━━━━━ THE RECORDS
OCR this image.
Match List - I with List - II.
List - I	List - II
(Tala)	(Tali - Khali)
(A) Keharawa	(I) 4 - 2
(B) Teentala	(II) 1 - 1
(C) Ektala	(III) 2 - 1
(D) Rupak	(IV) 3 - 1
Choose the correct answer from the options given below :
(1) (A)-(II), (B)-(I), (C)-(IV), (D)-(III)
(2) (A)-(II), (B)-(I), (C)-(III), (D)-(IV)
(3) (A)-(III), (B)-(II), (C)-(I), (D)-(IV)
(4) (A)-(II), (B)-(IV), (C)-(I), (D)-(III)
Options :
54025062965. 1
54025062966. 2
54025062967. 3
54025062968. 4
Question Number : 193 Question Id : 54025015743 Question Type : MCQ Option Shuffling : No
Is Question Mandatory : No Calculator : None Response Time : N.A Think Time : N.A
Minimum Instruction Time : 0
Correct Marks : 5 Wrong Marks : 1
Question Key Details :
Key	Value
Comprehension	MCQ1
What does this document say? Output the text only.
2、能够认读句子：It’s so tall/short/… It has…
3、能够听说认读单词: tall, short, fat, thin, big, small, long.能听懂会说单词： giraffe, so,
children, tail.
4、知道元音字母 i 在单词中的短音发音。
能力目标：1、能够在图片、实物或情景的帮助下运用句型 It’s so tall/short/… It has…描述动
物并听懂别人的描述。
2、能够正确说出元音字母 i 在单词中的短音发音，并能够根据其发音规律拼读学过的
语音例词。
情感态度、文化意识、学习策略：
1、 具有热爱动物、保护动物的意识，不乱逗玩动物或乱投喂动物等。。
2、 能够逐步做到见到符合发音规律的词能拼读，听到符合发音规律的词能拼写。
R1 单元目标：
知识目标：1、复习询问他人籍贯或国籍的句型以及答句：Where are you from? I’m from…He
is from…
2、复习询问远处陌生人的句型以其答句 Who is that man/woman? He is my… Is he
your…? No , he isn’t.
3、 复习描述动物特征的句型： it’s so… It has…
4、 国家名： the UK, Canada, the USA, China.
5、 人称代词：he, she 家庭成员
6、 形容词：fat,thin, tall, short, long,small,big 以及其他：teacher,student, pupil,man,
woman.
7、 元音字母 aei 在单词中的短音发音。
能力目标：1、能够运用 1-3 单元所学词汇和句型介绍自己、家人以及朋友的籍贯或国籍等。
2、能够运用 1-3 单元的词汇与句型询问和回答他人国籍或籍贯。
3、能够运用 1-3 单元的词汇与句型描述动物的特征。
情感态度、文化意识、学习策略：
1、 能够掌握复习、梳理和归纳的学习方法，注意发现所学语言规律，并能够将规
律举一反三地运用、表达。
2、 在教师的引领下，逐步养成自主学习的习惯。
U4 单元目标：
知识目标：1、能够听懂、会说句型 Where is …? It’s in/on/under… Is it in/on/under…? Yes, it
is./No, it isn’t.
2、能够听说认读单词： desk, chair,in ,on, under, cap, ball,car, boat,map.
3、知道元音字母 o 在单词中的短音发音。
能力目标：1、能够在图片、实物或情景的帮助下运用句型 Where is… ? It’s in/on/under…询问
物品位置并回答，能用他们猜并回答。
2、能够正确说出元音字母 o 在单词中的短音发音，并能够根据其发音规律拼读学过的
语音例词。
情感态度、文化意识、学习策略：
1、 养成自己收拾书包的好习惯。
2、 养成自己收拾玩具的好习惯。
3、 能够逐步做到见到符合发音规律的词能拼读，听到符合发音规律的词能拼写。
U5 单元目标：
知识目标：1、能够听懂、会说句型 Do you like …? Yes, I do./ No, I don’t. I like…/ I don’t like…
━━━━━━━━━━
▶ _JOB_
Please set down the whole listing above without altering a single line.

▶ _COMPLETED EXERCISE_
OCR this image.
Match List - I with List - II.
List - I	List - II
(Tala)	(Tali - Khali)
(A) Keharawa	(I) 4 - 2
(B) Teentala	(II) 1 - 1
(C) Ektala	(III) 2 - 1
(D) Rupak	(IV) 3 - 1
Choose the correct answer from the options given below :
(1) (A)-(II), (B)-(I), (C)-(IV), (D)-(III)
(2) (A)-(II), (B)-(I), (C)-(III), (D)-(IV)
(3) (A)-(III), (B)-(II), (C)-(I), (D)-(IV)
(4) (A)-(II), (B)-(IV), (C)-(I), (D)-(III)
Options :
54025062965. 1
54025062966. 2
54025062967. 3
54025062968. 4
Question Number : 193 Question Id : 54025015743 Question Type : MCQ Option Shuffling : No
Is Question Mandatory : No Calculator : None Response Time : N.A Think Time : N.A
Minimum Instruction Time : 0
Correct Marks : 5 Wrong Marks : 1
Question Key Details :
Key	Value
Comprehension	MCQ1
What does this document say? Output the text only.
2、能够认读句子：It’s so tall/short/… It has…
3、能够听说认读单词: tall, short, fat, thin, big, small, long.能听懂会说单词： giraffe, so,
children, tail.
4、知道元音字母 i 在单词中的短音发音。
能力目标：1、能够在图片、实物或情景的帮助下运用句型 It’s so tall/short/… It has…描述动
物并听懂别人的描述。
2、能够正确说出元音字母 i 在单词中的短音发音，并能够根据其发音规律拼读学过的
语音例词。
情感态度、文化意识、学习策略：
1、 具有热爱动物、保护动物的意识，不乱逗玩动物或乱投喂动物等。。
2、 能够逐步做到见到符合发音规律的词能拼读，听到符合发音规律的词能拼写。
R1 单元目标：
知识目标：1、复习询问他人籍贯或国籍的句型以及答句：Where are you from? I’m from…He
is from…
2、复习询问远处陌生人的句型以其答句 Who is that man/woman? He is my… Is he
your…? No , he isn’t.
3、 复习描述动物特征的句型： it’s so… It has…
4、 国家名： the UK, Canada, the USA, China.
5、 人称代词：he, she 家庭成员
6、 形容词：fat,thin, tall, short, long,small,big 以及其他：teacher,student, pupil,man,
woman.
7、 元音字母 aei 在单词中的短音发音。
能力目标：1、能够运用 1-3 单元所学词汇和句型介绍自己、家人以及朋友的籍贯或国籍等。
2、能够运用 1-3 单元的词汇与句型询问和回答他人国籍或籍贯。
3、能够运用 1-3 单元的词汇与句型描述动物的特征。
情感态度、文化意识、学习策略：
1、 能够掌握复习、梳理和归纳的学习方法，注意发现所学语言规律，并能够将规
律举一反三地运用、表达。
2、 在教师的引领下，逐步养成自主学习的习惯。
U4 单元目标：
知识目标：1、能够听懂、会说句型 Where is …? It’s in/on/under… Is it in/on/under…? Yes, it
is./No, it isn’t.
2、能够听说认读单词： desk, chair,in ,on, under, cap, ball,car, boat,map.
3、知道元音字母 o 在单词中的短音发音。
能力目标：1、能够在图片、实物或情景的帮助下运用句型 Where is… ? It’s in/on/under…询问
物品位置并回答，能用他们猜并回答。
2、能够正确说出元音字母 o 在单词中的短音发音，并能够根据其发音规律拼读学过的
语音例词。
情感态度、文化意识、学习策略：
1、 养成自己收拾书包的好习惯。
2、 养成自己收拾玩具的好习惯。
3、 能够逐步做到见到符合发音规律的词能拼读，听到符合发音规律的词能拼写。
U5 单元目标：
知识目标：1、能够听懂、会说句型 Do you like …? Yes, I do./ No, I don’t. I like…/ I don’t like…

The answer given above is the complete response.